*MATERIAL FOR THIS TASK*:
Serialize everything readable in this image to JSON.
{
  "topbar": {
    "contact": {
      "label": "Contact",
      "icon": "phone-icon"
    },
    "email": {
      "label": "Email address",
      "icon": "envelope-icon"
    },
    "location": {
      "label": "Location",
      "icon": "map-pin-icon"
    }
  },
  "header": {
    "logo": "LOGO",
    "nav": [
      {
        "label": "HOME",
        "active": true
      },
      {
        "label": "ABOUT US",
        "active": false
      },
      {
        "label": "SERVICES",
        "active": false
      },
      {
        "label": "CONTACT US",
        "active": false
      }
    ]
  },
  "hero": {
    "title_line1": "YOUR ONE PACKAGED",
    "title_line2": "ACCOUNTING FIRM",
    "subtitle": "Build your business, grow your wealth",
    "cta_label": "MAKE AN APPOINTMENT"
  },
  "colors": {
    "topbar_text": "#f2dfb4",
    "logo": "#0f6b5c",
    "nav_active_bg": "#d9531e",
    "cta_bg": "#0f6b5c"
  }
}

*TASK OBJECTIVE*: Output the records exactly, including every line.

*FINISHED EXERCISE*:
Serialize everything readable in this image to JSON.
{
  "topbar": {
    "contact": {
      "label": "Contact",
      "icon": "phone-icon"
    },
    "email": {
      "label": "Email address",
      "icon": "envelope-icon"
    },
    "location": {
      "label": "Location",
      "icon": "map-pin-icon"
    }
  },
  "header": {
    "logo": "LOGO",
    "nav": [
      {
        "label": "HOME",
        "active": true
      },
      {
        "label": "ABOUT US",
        "active": false
      },
      {
        "label": "SERVICES",
        "active": false
      },
      {
        "label": "CONTACT US",
        "active": false
      }
    ]
  },
  "hero": {
    "title_line1": "YOUR ONE PACKAGED",
    "title_line2": "ACCOUNTING FIRM",
    "subtitle": "Build your business, grow your wealth",
    "cta_label": "MAKE AN APPOINTMENT"
  },
  "colors": {
    "topbar_text": "#f2dfb4",
    "logo": "#0f6b5c",
    "nav_active_bg": "#d9531e",
    "cta_bg": "#0f6b5c"
  }
}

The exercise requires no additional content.